• _REQUIREMENT_
From the entries below, copy every line where the string "Anegrè" appears.

==================================================

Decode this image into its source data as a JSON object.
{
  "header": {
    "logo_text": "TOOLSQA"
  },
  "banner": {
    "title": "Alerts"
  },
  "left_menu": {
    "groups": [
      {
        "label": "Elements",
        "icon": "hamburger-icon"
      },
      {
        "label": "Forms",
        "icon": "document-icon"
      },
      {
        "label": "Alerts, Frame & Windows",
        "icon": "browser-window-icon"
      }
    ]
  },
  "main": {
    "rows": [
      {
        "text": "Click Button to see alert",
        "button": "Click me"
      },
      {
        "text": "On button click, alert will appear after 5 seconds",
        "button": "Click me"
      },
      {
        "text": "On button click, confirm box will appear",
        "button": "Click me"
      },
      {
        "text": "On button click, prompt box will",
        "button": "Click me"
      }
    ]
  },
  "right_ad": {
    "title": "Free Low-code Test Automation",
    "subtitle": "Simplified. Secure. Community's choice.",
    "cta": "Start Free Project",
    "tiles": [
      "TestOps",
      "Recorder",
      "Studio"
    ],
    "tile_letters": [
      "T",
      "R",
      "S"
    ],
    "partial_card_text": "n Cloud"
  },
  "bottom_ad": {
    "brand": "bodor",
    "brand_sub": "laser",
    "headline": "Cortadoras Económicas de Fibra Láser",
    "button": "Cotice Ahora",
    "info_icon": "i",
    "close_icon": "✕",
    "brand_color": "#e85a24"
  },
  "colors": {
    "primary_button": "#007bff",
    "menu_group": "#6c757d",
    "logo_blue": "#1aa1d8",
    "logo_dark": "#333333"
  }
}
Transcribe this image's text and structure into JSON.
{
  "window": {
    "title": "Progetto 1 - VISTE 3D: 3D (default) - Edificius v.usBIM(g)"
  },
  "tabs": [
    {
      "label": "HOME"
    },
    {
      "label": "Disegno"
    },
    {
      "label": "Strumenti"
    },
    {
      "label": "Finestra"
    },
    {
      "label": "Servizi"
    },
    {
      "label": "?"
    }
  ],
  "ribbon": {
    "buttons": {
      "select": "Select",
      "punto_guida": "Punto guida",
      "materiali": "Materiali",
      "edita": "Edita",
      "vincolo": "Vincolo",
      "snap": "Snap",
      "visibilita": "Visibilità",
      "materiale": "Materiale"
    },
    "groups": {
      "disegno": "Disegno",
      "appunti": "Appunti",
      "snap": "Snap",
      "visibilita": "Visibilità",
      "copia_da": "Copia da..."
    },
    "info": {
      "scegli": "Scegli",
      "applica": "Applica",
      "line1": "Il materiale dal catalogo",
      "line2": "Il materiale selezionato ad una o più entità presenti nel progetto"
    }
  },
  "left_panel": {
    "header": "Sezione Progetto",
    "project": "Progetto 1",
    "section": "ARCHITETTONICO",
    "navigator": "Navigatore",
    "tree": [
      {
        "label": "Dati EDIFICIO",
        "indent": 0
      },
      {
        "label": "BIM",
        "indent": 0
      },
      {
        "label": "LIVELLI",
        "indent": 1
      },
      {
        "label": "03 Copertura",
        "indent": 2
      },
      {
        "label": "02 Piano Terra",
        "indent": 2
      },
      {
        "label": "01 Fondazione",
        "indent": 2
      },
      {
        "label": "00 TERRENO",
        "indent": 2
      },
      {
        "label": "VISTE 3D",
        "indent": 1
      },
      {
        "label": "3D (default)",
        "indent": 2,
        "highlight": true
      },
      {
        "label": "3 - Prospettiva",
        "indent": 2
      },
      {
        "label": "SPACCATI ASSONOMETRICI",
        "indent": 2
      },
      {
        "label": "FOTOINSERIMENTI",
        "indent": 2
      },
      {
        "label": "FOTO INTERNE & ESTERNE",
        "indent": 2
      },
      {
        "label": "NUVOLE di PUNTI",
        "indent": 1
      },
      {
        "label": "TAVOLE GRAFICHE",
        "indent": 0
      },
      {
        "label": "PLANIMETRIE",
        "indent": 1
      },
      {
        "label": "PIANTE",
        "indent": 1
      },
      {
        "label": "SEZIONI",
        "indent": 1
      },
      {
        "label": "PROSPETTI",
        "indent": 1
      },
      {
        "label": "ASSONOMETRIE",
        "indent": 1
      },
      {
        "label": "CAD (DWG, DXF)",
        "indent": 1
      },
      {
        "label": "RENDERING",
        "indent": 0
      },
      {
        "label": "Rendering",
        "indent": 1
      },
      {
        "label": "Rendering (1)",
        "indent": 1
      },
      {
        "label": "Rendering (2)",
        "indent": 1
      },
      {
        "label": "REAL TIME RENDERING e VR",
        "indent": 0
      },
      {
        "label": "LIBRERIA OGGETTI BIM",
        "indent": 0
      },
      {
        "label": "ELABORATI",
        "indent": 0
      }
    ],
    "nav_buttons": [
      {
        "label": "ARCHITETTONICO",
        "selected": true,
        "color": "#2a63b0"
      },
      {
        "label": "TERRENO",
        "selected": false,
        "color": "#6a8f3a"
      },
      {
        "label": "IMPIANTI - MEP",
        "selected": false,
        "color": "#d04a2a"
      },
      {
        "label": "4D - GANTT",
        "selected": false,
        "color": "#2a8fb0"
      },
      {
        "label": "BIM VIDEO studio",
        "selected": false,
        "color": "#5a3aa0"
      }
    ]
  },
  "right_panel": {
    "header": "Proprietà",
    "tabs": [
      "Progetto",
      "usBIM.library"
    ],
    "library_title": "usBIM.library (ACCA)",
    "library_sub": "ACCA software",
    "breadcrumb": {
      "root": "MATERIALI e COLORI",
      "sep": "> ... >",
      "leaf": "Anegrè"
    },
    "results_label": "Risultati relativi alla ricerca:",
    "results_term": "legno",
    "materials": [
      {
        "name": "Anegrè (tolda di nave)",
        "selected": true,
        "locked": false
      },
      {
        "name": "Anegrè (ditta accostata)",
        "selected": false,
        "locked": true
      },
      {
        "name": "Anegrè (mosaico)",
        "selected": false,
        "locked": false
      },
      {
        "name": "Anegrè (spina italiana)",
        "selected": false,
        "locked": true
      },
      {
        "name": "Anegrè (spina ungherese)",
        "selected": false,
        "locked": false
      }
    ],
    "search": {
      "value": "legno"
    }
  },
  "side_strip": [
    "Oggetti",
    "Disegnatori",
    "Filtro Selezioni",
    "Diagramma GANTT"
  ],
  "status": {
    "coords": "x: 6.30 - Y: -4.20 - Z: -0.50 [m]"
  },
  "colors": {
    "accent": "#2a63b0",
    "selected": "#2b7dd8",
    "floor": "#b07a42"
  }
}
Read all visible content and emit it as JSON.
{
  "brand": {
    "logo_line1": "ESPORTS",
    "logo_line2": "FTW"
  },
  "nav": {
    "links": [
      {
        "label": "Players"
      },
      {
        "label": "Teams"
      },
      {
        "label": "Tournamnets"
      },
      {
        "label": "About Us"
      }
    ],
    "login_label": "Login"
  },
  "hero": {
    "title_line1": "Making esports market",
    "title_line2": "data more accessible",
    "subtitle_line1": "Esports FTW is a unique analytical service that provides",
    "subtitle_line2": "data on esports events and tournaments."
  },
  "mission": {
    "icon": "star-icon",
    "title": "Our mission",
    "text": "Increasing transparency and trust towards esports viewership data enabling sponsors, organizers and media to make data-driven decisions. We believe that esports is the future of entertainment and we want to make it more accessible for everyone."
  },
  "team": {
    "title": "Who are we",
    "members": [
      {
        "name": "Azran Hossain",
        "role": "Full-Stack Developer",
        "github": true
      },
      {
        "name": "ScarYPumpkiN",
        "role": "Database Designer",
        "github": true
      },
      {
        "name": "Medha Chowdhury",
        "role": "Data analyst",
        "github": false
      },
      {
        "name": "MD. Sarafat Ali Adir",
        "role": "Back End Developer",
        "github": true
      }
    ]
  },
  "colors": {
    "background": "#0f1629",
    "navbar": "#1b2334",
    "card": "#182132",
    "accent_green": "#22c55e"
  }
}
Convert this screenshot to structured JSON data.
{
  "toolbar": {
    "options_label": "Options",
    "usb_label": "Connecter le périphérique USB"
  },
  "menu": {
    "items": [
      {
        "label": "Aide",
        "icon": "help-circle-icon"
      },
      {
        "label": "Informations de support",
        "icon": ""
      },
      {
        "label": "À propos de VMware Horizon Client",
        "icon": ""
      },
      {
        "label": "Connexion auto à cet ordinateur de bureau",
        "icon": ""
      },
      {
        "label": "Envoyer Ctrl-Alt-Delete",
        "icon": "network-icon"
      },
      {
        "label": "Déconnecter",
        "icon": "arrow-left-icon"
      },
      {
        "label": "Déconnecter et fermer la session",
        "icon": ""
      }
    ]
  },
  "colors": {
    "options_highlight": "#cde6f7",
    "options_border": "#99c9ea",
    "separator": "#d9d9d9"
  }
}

==================================================

• _SOLUTION_
      "leaf": "Anegrè"
        "name": "Anegrè (tolda di nave)",
        "name": "Anegrè (ditta accostata)",
        "name": "Anegrè (mosaico)",
        "name": "Anegrè (spina italiana)",
        "name": "Anegrè (spina ungherese)",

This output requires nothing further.